Exercise brief: All of the listing below must be repeated word for word. Pictures are the only thing to omit.

[Data excerpts]
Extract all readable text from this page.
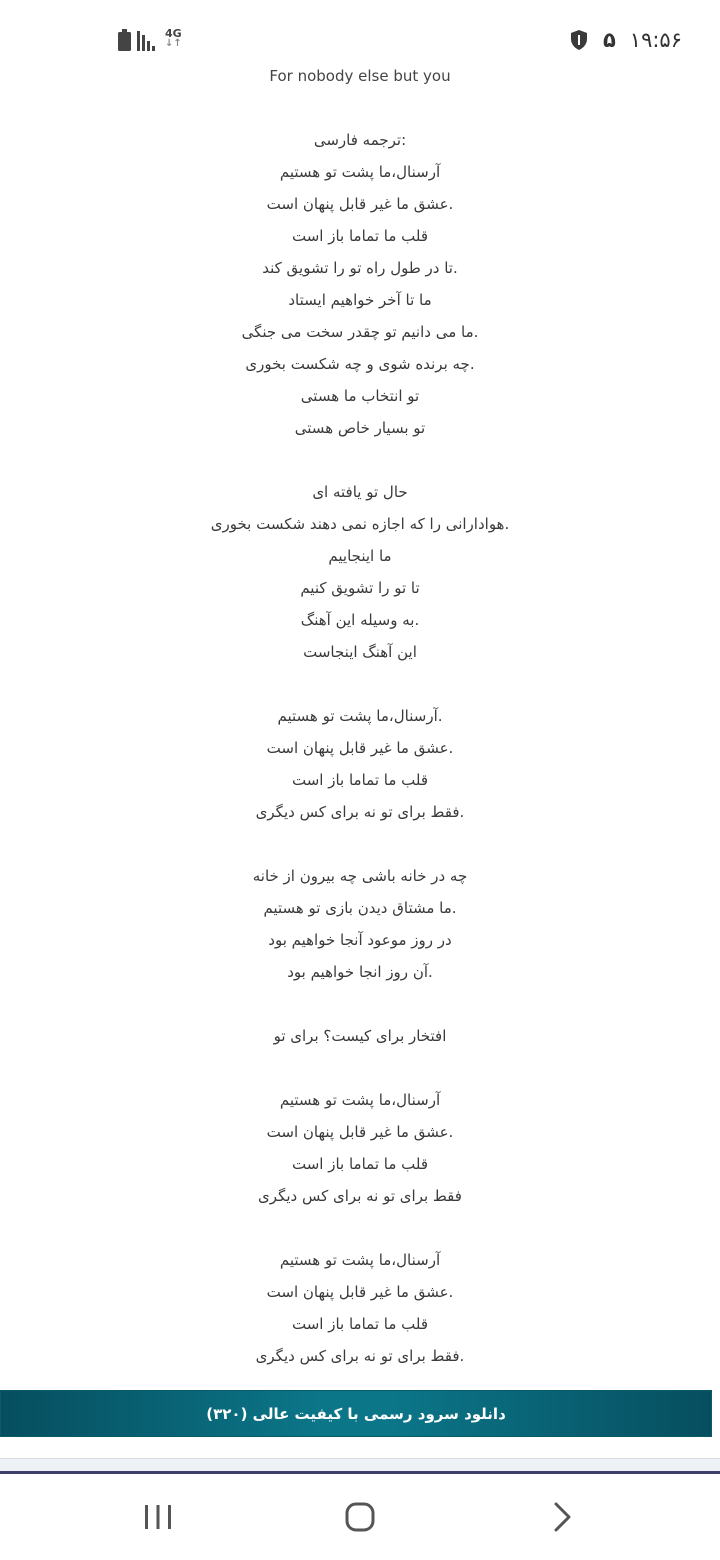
4G
↓↑	۵ ۱۹:۵۶
For nobody else but you
ترجمه فارسی:
آرسنال،ما پشت تو هستیم
عشق ما غیر قابل پنهان است.
قلب ما تماما باز است
تا در طول راه تو را تشویق کند.
ما تا آخر خواهیم ایستاد
ما می دانیم تو چقدر سخت می جنگی.
چه برنده شوی و چه شکست بخوری.
تو انتخاب ما هستی
تو بسیار خاص هستی
حال تو یافته ای
هوادارانی را که اجازه نمی دهند شکست بخوری.
ما اینجاییم
تا تو را تشویق کنیم
به وسیله این آهنگ.
این آهنگ اینجاست
آرسنال،ما پشت تو هستیم.
عشق ما غیر قابل پنهان است.
قلب ما تماما باز است
فقط برای تو نه برای کس دیگری.
چه در خانه باشی چه بیرون از خانه
ما مشتاق دیدن بازی تو هستیم.
در روز موعود آنجا خواهیم بود
آن روز انجا خواهیم بود.
افتخار برای کیست؟ برای تو
آرسنال،ما پشت تو هستیم
عشق ما غیر قابل پنهان است.
قلب ما تماما باز است
فقط برای تو نه برای کس دیگری
آرسنال،ما پشت تو هستیم
عشق ما غیر قابل پنهان است.
قلب ما تماما باز است
فقط برای تو نه برای کس دیگری.
دانلود سرود رسمی با کیفیت عالی (۳۲۰)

Output of the task:
Extract all readable text from this page.
4G
↓↑	۵ ۱۹:۵۶
For nobody else but you
ترجمه فارسی:
آرسنال،ما پشت تو هستیم
عشق ما غیر قابل پنهان است.
قلب ما تماما باز است
تا در طول راه تو را تشویق کند.
ما تا آخر خواهیم ایستاد
ما می دانیم تو چقدر سخت می جنگی.
چه برنده شوی و چه شکست بخوری.
تو انتخاب ما هستی
تو بسیار خاص هستی
حال تو یافته ای
هوادارانی را که اجازه نمی دهند شکست بخوری.
ما اینجاییم
تا تو را تشویق کنیم
به وسیله این آهنگ.
این آهنگ اینجاست
آرسنال،ما پشت تو هستیم.
عشق ما غیر قابل پنهان است.
قلب ما تماما باز است
فقط برای تو نه برای کس دیگری.
چه در خانه باشی چه بیرون از خانه
ما مشتاق دیدن بازی تو هستیم.
در روز موعود آنجا خواهیم بود
آن روز انجا خواهیم بود.
افتخار برای کیست؟ برای تو
آرسنال،ما پشت تو هستیم
عشق ما غیر قابل پنهان است.
قلب ما تماما باز است
فقط برای تو نه برای کس دیگری
آرسنال،ما پشت تو هستیم
عشق ما غیر قابل پنهان است.
قلب ما تماما باز است
فقط برای تو نه برای کس دیگری.
دانلود سرود رسمی با کیفیت عالی (۳۲۰)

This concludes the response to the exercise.